::: Information provided

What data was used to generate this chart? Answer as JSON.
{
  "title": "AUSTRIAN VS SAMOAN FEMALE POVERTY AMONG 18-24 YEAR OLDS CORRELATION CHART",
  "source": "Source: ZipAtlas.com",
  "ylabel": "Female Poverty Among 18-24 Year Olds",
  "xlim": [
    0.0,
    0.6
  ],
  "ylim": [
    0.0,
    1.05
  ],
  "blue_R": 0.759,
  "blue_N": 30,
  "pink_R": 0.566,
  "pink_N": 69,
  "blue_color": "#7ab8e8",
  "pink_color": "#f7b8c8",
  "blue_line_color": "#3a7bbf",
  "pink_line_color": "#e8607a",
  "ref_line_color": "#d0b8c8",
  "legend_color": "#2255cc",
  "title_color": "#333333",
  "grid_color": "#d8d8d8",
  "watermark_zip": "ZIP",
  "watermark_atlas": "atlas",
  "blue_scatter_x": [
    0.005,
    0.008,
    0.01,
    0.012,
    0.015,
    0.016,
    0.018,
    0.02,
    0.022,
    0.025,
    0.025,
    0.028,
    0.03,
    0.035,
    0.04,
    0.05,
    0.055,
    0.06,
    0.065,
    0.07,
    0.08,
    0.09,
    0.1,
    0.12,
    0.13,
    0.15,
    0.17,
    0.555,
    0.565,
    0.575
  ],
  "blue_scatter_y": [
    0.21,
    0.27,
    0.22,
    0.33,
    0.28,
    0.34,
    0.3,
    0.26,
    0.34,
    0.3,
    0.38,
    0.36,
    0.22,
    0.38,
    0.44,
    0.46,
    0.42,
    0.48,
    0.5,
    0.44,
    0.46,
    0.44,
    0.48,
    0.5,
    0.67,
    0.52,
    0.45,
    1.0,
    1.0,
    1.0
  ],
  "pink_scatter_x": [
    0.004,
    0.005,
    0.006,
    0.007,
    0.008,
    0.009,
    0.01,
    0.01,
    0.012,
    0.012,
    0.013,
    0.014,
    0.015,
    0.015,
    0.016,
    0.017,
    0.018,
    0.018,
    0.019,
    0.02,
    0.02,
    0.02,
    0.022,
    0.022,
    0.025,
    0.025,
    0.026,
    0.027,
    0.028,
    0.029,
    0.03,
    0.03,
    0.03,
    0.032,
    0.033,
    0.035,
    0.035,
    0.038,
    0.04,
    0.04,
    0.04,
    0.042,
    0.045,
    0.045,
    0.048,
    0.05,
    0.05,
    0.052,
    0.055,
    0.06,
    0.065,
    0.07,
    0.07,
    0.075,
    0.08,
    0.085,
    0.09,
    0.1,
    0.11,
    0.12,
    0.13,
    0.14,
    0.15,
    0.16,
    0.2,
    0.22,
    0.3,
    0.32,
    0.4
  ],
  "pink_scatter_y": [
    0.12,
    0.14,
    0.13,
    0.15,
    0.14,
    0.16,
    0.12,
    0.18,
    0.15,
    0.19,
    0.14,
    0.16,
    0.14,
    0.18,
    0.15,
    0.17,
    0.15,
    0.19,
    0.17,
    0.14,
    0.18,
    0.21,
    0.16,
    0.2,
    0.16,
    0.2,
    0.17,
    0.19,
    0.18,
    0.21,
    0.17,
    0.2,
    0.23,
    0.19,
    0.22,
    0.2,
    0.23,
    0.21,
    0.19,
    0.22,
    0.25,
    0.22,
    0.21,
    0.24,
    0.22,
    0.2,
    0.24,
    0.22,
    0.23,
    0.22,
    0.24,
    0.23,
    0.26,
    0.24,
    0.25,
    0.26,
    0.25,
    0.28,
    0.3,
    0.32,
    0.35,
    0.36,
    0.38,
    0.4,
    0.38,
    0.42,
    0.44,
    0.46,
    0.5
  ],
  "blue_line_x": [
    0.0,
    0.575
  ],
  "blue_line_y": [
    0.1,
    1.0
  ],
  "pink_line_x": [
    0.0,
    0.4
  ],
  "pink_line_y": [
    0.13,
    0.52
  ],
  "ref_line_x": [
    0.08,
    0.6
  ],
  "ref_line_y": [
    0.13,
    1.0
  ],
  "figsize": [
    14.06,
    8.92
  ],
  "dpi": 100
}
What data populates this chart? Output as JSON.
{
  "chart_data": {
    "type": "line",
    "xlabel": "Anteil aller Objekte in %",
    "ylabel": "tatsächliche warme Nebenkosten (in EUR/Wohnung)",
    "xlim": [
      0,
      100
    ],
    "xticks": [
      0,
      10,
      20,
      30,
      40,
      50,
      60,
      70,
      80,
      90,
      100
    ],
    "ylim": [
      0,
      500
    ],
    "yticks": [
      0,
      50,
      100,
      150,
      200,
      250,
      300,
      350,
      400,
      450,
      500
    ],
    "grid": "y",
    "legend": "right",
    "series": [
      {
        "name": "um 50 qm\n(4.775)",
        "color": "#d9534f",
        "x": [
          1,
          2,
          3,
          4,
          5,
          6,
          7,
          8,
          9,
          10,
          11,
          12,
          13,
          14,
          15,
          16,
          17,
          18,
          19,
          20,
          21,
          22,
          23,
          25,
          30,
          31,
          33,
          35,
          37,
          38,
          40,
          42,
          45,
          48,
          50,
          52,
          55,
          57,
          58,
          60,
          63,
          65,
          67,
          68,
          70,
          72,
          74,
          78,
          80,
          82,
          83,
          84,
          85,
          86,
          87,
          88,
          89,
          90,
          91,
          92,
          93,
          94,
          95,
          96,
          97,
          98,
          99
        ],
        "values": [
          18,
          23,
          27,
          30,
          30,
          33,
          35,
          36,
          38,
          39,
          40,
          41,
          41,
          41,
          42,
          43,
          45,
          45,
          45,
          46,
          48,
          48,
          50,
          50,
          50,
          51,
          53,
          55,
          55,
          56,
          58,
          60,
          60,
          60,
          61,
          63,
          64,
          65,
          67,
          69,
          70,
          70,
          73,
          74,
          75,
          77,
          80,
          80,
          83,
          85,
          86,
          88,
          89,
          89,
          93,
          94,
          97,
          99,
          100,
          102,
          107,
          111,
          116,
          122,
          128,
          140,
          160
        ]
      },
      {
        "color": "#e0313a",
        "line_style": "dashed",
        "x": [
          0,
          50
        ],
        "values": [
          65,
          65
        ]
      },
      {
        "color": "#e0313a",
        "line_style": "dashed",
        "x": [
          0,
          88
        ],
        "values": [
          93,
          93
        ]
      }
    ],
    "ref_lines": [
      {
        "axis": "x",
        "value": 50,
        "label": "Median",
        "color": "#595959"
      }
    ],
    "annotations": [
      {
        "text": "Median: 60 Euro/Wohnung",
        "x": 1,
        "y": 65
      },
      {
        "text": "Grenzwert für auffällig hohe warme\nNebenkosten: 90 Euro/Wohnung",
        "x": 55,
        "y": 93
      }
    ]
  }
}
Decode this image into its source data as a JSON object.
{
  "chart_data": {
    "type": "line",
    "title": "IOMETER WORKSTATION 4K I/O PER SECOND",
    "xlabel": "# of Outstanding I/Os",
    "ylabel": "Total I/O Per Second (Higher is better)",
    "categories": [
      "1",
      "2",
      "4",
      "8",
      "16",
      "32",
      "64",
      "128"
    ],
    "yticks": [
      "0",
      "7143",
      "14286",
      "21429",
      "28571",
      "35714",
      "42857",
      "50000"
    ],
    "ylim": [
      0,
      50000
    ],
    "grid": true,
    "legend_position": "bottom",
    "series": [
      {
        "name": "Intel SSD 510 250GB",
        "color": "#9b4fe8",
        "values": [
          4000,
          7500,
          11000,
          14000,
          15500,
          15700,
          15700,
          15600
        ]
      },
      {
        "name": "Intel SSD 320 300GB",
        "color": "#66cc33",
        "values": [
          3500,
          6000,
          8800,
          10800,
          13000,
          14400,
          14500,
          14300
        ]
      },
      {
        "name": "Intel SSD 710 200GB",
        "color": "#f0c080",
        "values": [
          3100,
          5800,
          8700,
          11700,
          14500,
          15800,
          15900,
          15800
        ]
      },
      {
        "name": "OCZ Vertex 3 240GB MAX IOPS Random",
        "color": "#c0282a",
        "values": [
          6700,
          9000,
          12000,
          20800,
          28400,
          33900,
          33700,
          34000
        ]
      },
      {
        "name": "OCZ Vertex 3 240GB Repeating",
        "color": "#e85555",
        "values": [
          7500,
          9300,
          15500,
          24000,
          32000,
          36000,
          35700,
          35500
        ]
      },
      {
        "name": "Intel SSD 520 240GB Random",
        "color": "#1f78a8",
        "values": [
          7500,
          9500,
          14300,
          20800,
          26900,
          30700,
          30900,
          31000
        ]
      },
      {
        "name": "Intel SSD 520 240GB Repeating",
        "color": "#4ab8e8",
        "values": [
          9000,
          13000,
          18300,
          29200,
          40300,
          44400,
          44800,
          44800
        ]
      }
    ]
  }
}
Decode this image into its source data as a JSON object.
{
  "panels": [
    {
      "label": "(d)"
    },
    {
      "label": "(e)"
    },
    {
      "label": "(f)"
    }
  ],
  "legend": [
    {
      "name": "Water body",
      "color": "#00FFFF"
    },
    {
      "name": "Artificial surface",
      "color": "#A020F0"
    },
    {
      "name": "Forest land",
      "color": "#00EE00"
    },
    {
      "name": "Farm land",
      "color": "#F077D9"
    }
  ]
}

::::::

Aim => Copy every single line of the material above that holds "xlabel".

The response =>
    "xlabel": "Anteil aller Objekte in %",
    "xlabel": "# of Outstanding I/Os",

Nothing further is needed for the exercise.